### RECORDS SHOWN ###
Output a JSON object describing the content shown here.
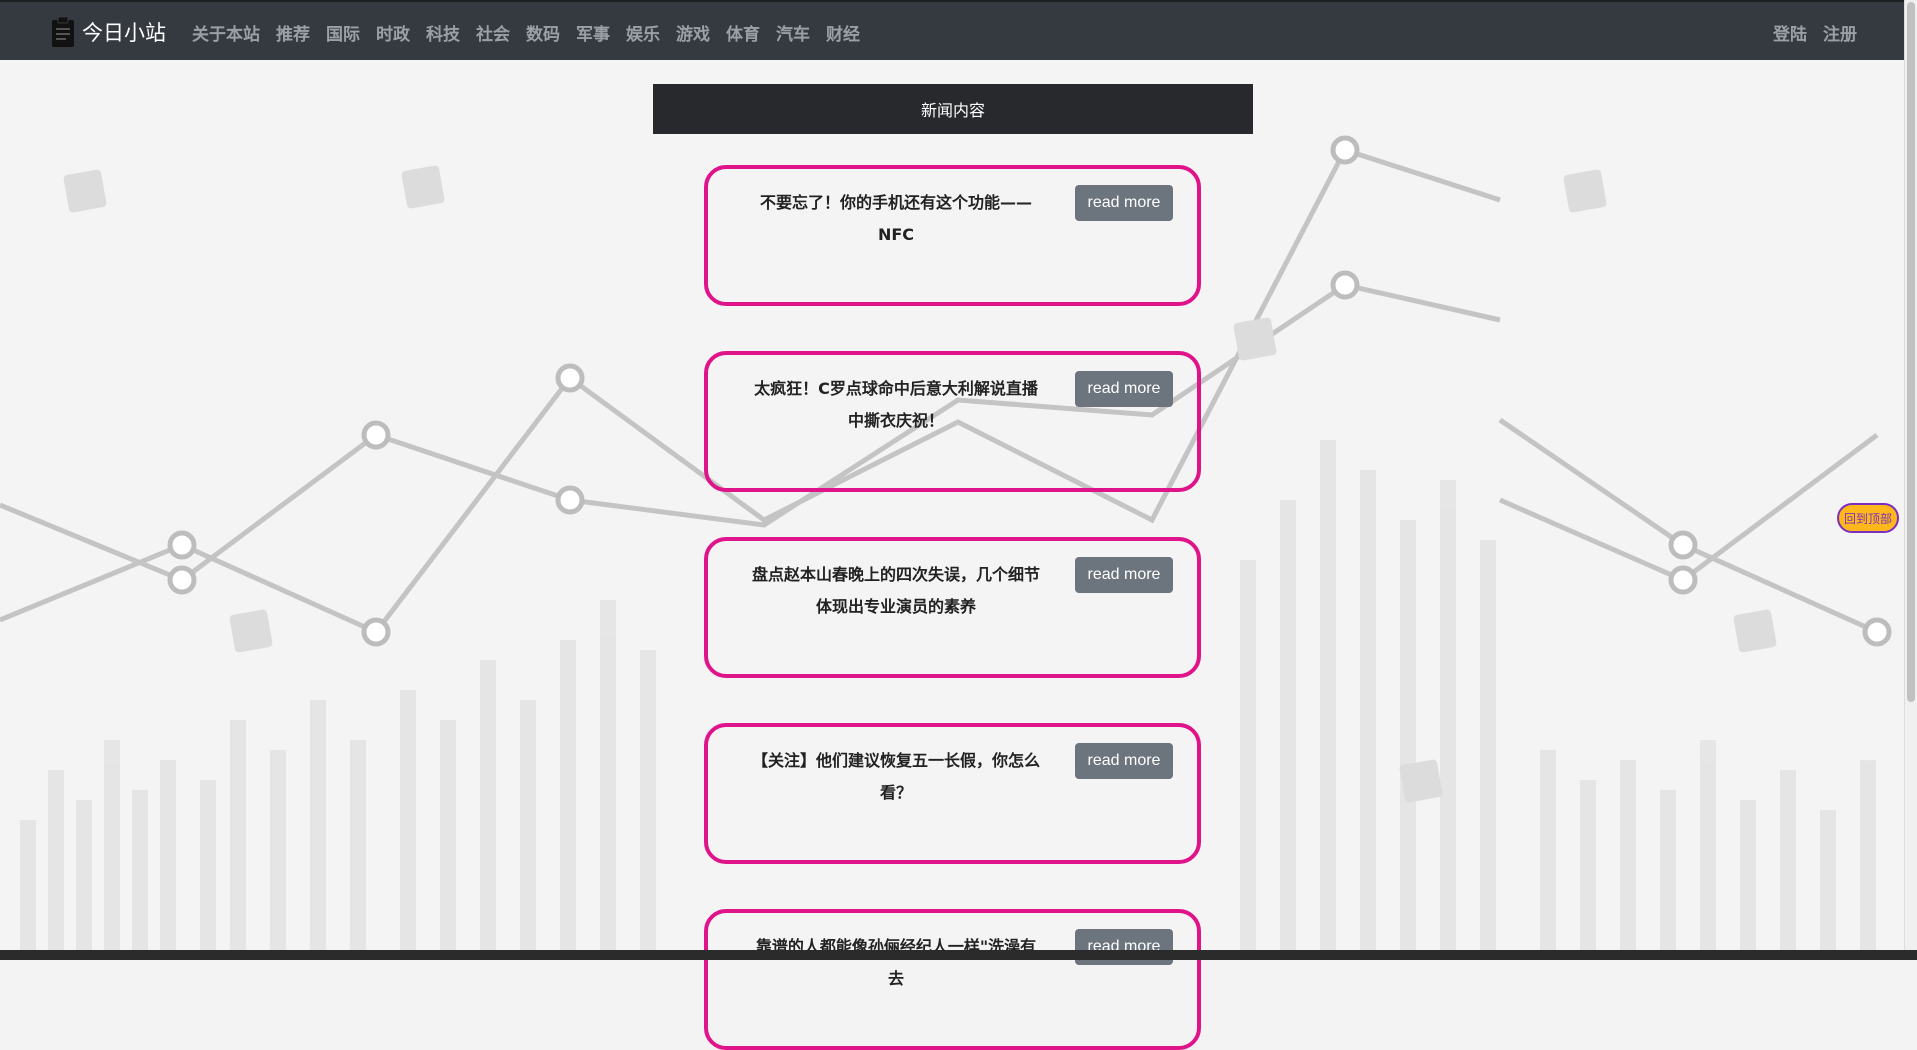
{
  "nav": {
    "brand": "今日小站",
    "links": [
      "关于本站",
      "推荐",
      "国际",
      "时政",
      "科技",
      "社会",
      "数码",
      "军事",
      "娱乐",
      "游戏",
      "体育",
      "汽车",
      "财经"
    ],
    "login": "登陆",
    "register": "注册"
  },
  "header": {
    "title": "新闻内容"
  },
  "news": [
    {
      "title": "不要忘了！你的手机还有这个功能——NFC",
      "button": "read more"
    },
    {
      "title": "太疯狂！C罗点球命中后意大利解说直播中撕衣庆祝！",
      "button": "read more"
    },
    {
      "title": "盘点赵本山春晚上的四次失误，几个细节体现出专业演员的素养",
      "button": "read more"
    },
    {
      "title": "【关注】他们建议恢复五一长假，你怎么看？",
      "button": "read more"
    },
    {
      "title": "靠谱的人都能像孙俪经纪人一样\"洗澡有去",
      "button": "read more"
    }
  ],
  "back_to_top": "回到顶部",
  "colors": {
    "navbar": "#343a40",
    "card_border": "#e0148a",
    "button": "#6c757d",
    "back_top_bg": "#ffb81c"
  }
}
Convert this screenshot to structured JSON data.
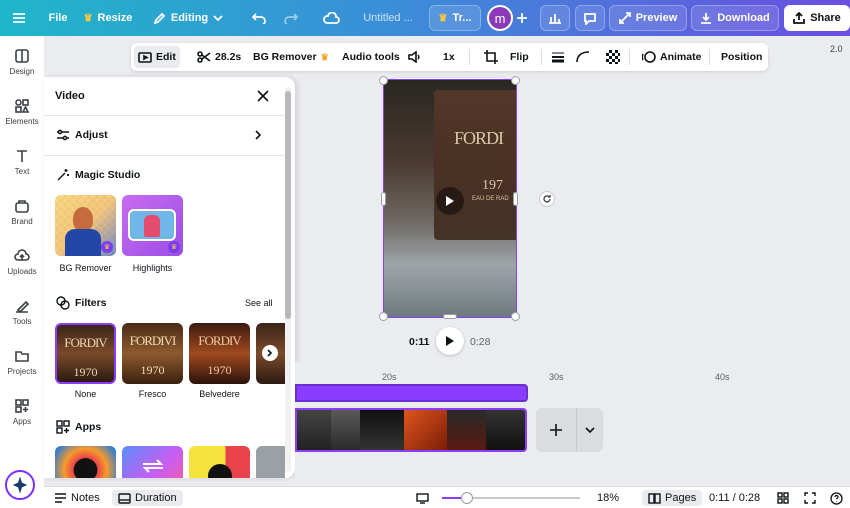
{
  "topbar": {
    "file": "File",
    "resize": "Resize",
    "editing": "Editing",
    "title_placeholder": "Untitled ...",
    "team_label": "Tr...",
    "avatar_letter": "m",
    "preview": "Preview",
    "download": "Download",
    "share": "Share"
  },
  "version": "2.0",
  "rail": {
    "items": [
      {
        "label": "Design",
        "icon": "design-icon"
      },
      {
        "label": "Elements",
        "icon": "elements-icon"
      },
      {
        "label": "Text",
        "icon": "text-icon"
      },
      {
        "label": "Brand",
        "icon": "brand-icon"
      },
      {
        "label": "Uploads",
        "icon": "uploads-icon"
      },
      {
        "label": "Tools",
        "icon": "tools-icon"
      },
      {
        "label": "Projects",
        "icon": "projects-icon"
      },
      {
        "label": "Apps",
        "icon": "apps-icon"
      }
    ]
  },
  "panel": {
    "title": "Video",
    "adjust": "Adjust",
    "magic_studio": "Magic Studio",
    "magic_items": [
      "BG Remover",
      "Highlights"
    ],
    "filters": "Filters",
    "see_all": "See all",
    "filter_items": [
      "None",
      "Fresco",
      "Belvedere"
    ],
    "filter_thumb_text": [
      "FORDIV",
      "FORDIVI",
      "FORDIV"
    ],
    "filter_thumb_year": [
      "1970",
      "1970",
      "1970"
    ],
    "apps": "Apps"
  },
  "toolbar": {
    "edit": "Edit",
    "duration": "28.2s",
    "bg_remover": "BG Remover",
    "audio_tools": "Audio tools",
    "speed": "1x",
    "flip": "Flip",
    "animate": "Animate",
    "position": "Position"
  },
  "video": {
    "overlay_text": "FORDI",
    "overlay_year": "197",
    "overlay_sub": "EAU DE RAD"
  },
  "playback": {
    "current": "0:11",
    "total": "0:28"
  },
  "timeline": {
    "ticks": [
      "20s",
      "30s",
      "40s"
    ]
  },
  "bottombar": {
    "notes": "Notes",
    "duration": "Duration",
    "zoom_value": 0.18,
    "zoom": "18%",
    "pages": "Pages",
    "time": "0:11 / 0:28"
  },
  "colors": {
    "accent": "#8b3dff",
    "topbar_start": "#1fb6c9",
    "topbar_end": "#6a4ee0"
  }
}
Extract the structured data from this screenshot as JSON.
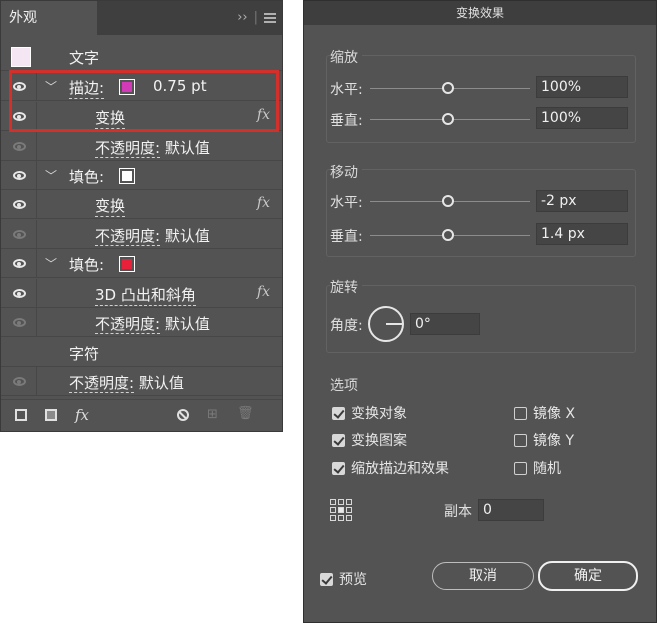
{
  "appearance_panel": {
    "tab_label": "外观",
    "expand_glyph": "››",
    "rows": {
      "text": "文字",
      "stroke_label": "描边:",
      "stroke_weight": "0.75 pt",
      "stroke_transform": "变换",
      "stroke_opacity_label": "不透明度:",
      "stroke_opacity_value": "默认值",
      "fill1_label": "填色:",
      "fill1_transform": "变换",
      "fill1_opacity_label": "不透明度:",
      "fill1_opacity_value": "默认值",
      "fill2_label": "填色:",
      "fill2_effect": "3D 凸出和斜角",
      "fill2_opacity_label": "不透明度:",
      "fill2_opacity_value": "默认值",
      "characters": "字符",
      "overall_opacity_label": "不透明度:",
      "overall_opacity_value": "默认值"
    },
    "fx_glyph": "fx",
    "colors": {
      "stroke": "#d23ab8",
      "fill1": "#ffffff",
      "fill2": "#e8203a",
      "highlight": "#d3302c"
    }
  },
  "dialog": {
    "title": "变换效果",
    "scale": {
      "heading": "缩放",
      "horizontal_label": "水平:",
      "horizontal_value": "100%",
      "vertical_label": "垂直:",
      "vertical_value": "100%"
    },
    "move": {
      "heading": "移动",
      "horizontal_label": "水平:",
      "horizontal_value": "-2 px",
      "vertical_label": "垂直:",
      "vertical_value": "1.4 px"
    },
    "rotate": {
      "heading": "旋转",
      "angle_label": "角度:",
      "angle_value": "0°"
    },
    "options": {
      "heading": "选项",
      "transform_objects": "变换对象",
      "transform_patterns": "变换图案",
      "scale_strokes_effects": "缩放描边和效果",
      "reflect_x": "镜像 X",
      "reflect_y": "镜像 Y",
      "random": "随机"
    },
    "copies_label": "副本",
    "copies_value": "0",
    "preview_label": "预览",
    "cancel_label": "取消",
    "ok_label": "确定"
  }
}
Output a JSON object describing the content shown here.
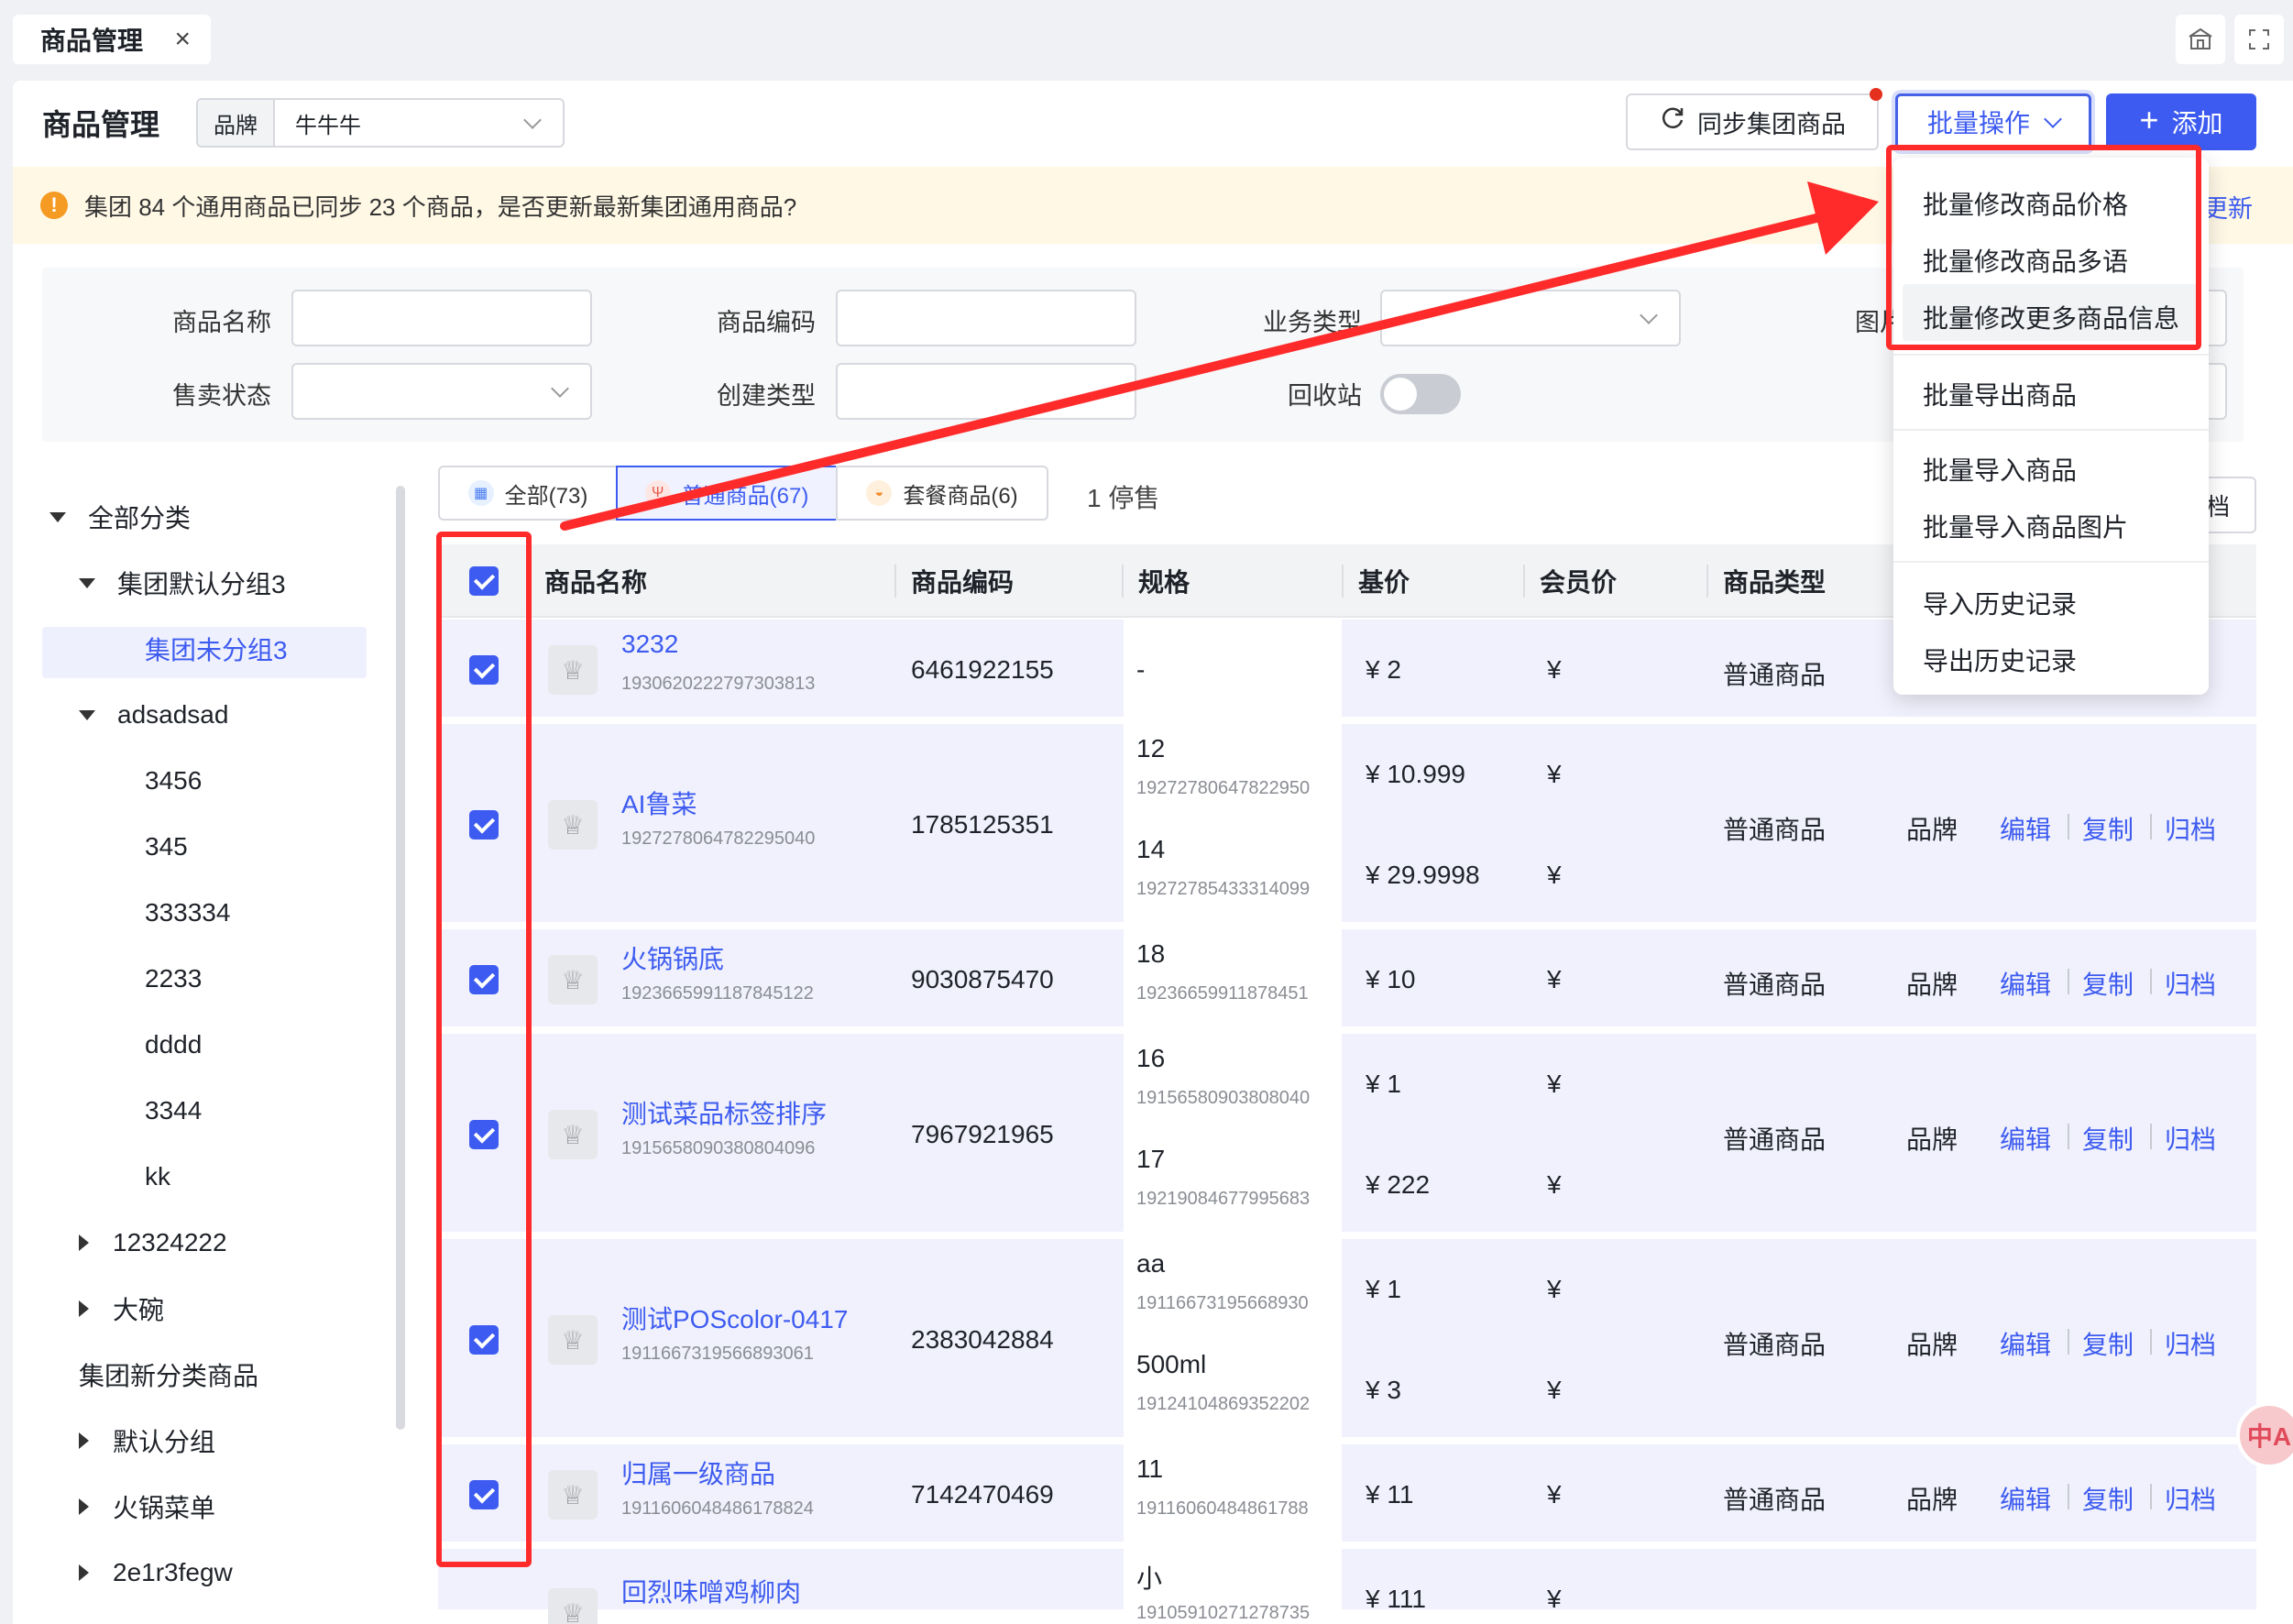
###
▶ _CHALLENGE_
Each line in the listing above that contains "JSON" should be copied.

▶ _EXPECTED OUTPUT_
Output a JSON object describing the content shown here.
Convert this screenshot to structured JSON data.
Extract the structured data from this screenshot as JSON.
Output a JSON object describing the content shown here.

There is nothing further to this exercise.